**EXERCISE DESCRIPTION:**
Please write out the material that follows, exactly as it stands.

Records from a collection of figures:

________

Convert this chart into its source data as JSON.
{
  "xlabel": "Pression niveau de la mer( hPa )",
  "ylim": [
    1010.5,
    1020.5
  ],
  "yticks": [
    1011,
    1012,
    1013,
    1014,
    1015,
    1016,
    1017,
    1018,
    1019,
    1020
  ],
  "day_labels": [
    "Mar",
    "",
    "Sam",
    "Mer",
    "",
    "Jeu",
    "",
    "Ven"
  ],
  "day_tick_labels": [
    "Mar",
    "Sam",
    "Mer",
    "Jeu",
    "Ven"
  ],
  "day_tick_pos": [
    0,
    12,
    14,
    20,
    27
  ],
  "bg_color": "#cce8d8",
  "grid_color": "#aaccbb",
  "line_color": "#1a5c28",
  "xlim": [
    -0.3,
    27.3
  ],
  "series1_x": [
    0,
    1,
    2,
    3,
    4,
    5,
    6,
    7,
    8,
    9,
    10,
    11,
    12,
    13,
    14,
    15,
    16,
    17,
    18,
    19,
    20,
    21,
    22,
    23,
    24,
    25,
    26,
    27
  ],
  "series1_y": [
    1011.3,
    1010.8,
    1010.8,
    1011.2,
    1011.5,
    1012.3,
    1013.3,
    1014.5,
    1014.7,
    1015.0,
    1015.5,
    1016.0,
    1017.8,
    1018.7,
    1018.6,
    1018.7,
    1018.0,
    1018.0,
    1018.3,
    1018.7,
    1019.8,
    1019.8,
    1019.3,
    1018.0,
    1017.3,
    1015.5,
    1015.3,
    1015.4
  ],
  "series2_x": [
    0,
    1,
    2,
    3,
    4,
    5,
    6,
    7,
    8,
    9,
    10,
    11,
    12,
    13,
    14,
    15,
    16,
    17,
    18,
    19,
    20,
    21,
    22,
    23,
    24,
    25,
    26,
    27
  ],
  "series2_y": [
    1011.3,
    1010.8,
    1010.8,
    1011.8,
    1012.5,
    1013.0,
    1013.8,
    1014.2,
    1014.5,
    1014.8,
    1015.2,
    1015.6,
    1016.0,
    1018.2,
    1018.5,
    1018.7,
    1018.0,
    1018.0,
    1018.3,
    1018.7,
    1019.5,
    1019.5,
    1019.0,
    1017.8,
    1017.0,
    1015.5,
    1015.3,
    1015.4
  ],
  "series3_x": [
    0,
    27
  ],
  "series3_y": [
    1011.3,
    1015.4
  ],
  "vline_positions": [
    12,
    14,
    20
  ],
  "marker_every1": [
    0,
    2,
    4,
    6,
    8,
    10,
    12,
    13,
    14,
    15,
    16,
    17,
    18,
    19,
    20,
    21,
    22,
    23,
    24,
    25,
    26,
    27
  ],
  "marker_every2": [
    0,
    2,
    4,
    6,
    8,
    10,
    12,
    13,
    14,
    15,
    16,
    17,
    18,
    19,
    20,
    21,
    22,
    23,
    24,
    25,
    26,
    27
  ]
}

________

**SOLUTION FOR THIS TASK:**
Convert this chart into its source data as JSON.
{
  "xlabel": "Pression niveau de la mer( hPa )",
  "ylim": [
    1010.5,
    1020.5
  ],
  "yticks": [
    1011,
    1012,
    1013,
    1014,
    1015,
    1016,
    1017,
    1018,
    1019,
    1020
  ],
  "day_labels": [
    "Mar",
    "",
    "Sam",
    "Mer",
    "",
    "Jeu",
    "",
    "Ven"
  ],
  "day_tick_labels": [
    "Mar",
    "Sam",
    "Mer",
    "Jeu",
    "Ven"
  ],
  "day_tick_pos": [
    0,
    12,
    14,
    20,
    27
  ],
  "bg_color": "#cce8d8",
  "grid_color": "#aaccbb",
  "line_color": "#1a5c28",
  "xlim": [
    -0.3,
    27.3
  ],
  "series1_x": [
    0,
    1,
    2,
    3,
    4,
    5,
    6,
    7,
    8,
    9,
    10,
    11,
    12,
    13,
    14,
    15,
    16,
    17,
    18,
    19,
    20,
    21,
    22,
    23,
    24,
    25,
    26,
    27
  ],
  "series1_y": [
    1011.3,
    1010.8,
    1010.8,
    1011.2,
    1011.5,
    1012.3,
    1013.3,
    1014.5,
    1014.7,
    1015.0,
    1015.5,
    1016.0,
    1017.8,
    1018.7,
    1018.6,
    1018.7,
    1018.0,
    1018.0,
    1018.3,
    1018.7,
    1019.8,
    1019.8,
    1019.3,
    1018.0,
    1017.3,
    1015.5,
    1015.3,
    1015.4
  ],
  "series2_x": [
    0,
    1,
    2,
    3,
    4,
    5,
    6,
    7,
    8,
    9,
    10,
    11,
    12,
    13,
    14,
    15,
    16,
    17,
    18,
    19,
    20,
    21,
    22,
    23,
    24,
    25,
    26,
    27
  ],
  "series2_y": [
    1011.3,
    1010.8,
    1010.8,
    1011.8,
    1012.5,
    1013.0,
    1013.8,
    1014.2,
    1014.5,
    1014.8,
    1015.2,
    1015.6,
    1016.0,
    1018.2,
    1018.5,
    1018.7,
    1018.0,
    1018.0,
    1018.3,
    1018.7,
    1019.5,
    1019.5,
    1019.0,
    1017.8,
    1017.0,
    1015.5,
    1015.3,
    1015.4
  ],
  "series3_x": [
    0,
    27
  ],
  "series3_y": [
    1011.3,
    1015.4
  ],
  "vline_positions": [
    12,
    14,
    20
  ],
  "marker_every1": [
    0,
    2,
    4,
    6,
    8,
    10,
    12,
    13,
    14,
    15,
    16,
    17,
    18,
    19,
    20,
    21,
    22,
    23,
    24,
    25,
    26,
    27
  ],
  "marker_every2": [
    0,
    2,
    4,
    6,
    8,
    10,
    12,
    13,
    14,
    15,
    16,
    17,
    18,
    19,
    20,
    21,
    22,
    23,
    24,
    25,
    26,
    27
  ]
}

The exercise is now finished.